>> start Supplied material
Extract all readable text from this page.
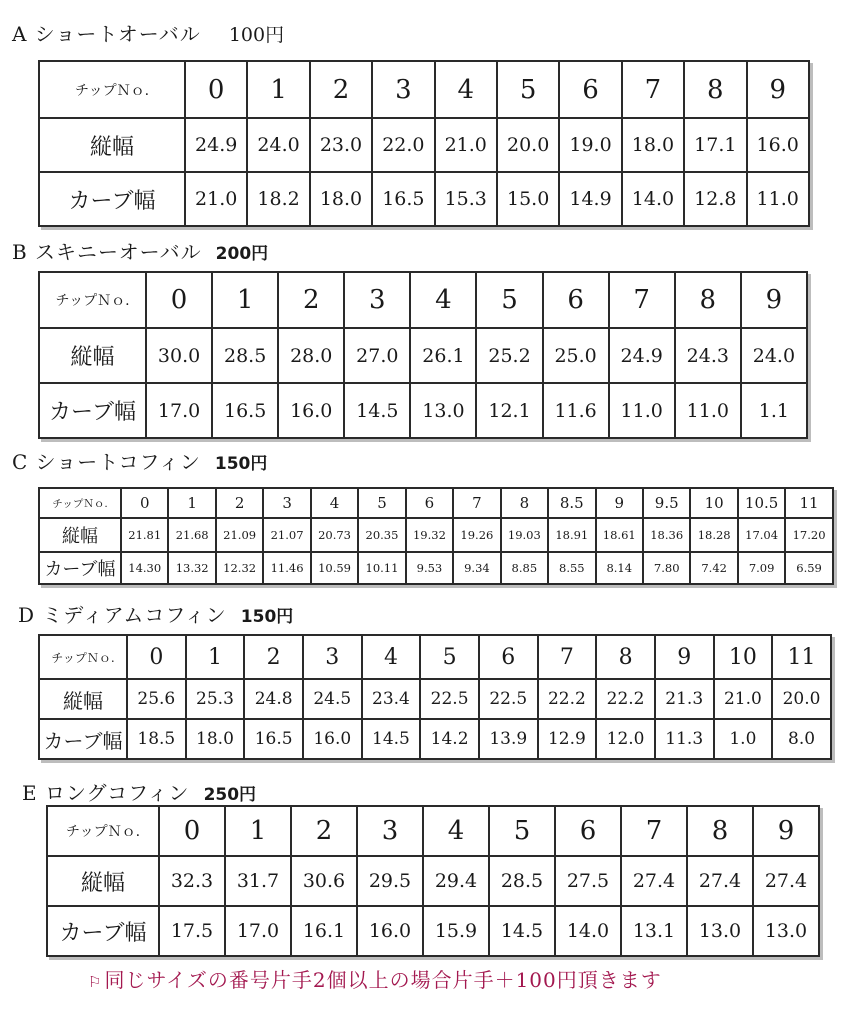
A ショートオーバル 100円
チップＮｏ.	0	1	2	3	4	5	6	7	8	9
縦幅	24.9	24.0	23.0	22.0	21.0	20.0	19.0	18.0	17.1	16.0
カーブ幅	21.0	18.2	18.0	16.5	15.3	15.0	14.9	14.0	12.8	11.0
B スキニーオーバル 200円
チップＮｏ.	0	1	2	3	4	5	6	7	8	9
縦幅	30.0	28.5	28.0	27.0	26.1	25.2	25.0	24.9	24.3	24.0
カーブ幅	17.0	16.5	16.0	14.5	13.0	12.1	11.6	11.0	11.0	1.1
C ショートコフィン 150円
チップＮｏ.	0	1	2	3	4	5	6	7	8	8.5	9	9.5	10	10.5	11
縦幅	21.81	21.68	21.09	21.07	20.73	20.35	19.32	19.26	19.03	18.91	18.61	18.36	18.28	17.04	17.20
カーブ幅	14.30	13.32	12.32	11.46	10.59	10.11	9.53	9.34	8.85	8.55	8.14	7.80	7.42	7.09	6.59
D ミディアムコフィン 150円
チップＮｏ.	0	1	2	3	4	5	6	7	8	9	10	11
縦幅	25.6	25.3	24.8	24.5	23.4	22.5	22.5	22.2	22.2	21.3	21.0	20.0
カーブ幅	18.5	18.0	16.5	16.0	14.5	14.2	13.9	12.9	12.0	11.3	1.0	8.0
E ロングコフィン 250円
チップＮｏ.	0	1	2	3	4	5	6	7	8	9
縦幅	32.3	31.7	30.6	29.5	29.4	28.5	27.5	27.4	27.4	27.4
カーブ幅	17.5	17.0	16.1	16.0	15.9	14.5	14.0	13.1	13.0	13.0
⚐ 同じサイズの番号片手2個以上の場合片手＋100円頂きます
>> end Supplied material
Directions
Copy out each line in the preceding records that contains "カーブ幅".

Final answer
カーブ幅	21.0	18.2	18.0	16.5	15.3	15.0	14.9	14.0	12.8	11.0
カーブ幅	17.0	16.5	16.0	14.5	13.0	12.1	11.6	11.0	11.0	1.1
カーブ幅	14.30	13.32	12.32	11.46	10.59	10.11	9.53	9.34	8.85	8.55	8.14	7.80	7.42	7.09	6.59
カーブ幅	18.5	18.0	16.5	16.0	14.5	14.2	13.9	12.9	12.0	11.3	1.0	8.0
カーブ幅	17.5	17.0	16.1	16.0	15.9	14.5	14.0	13.1	13.0	13.0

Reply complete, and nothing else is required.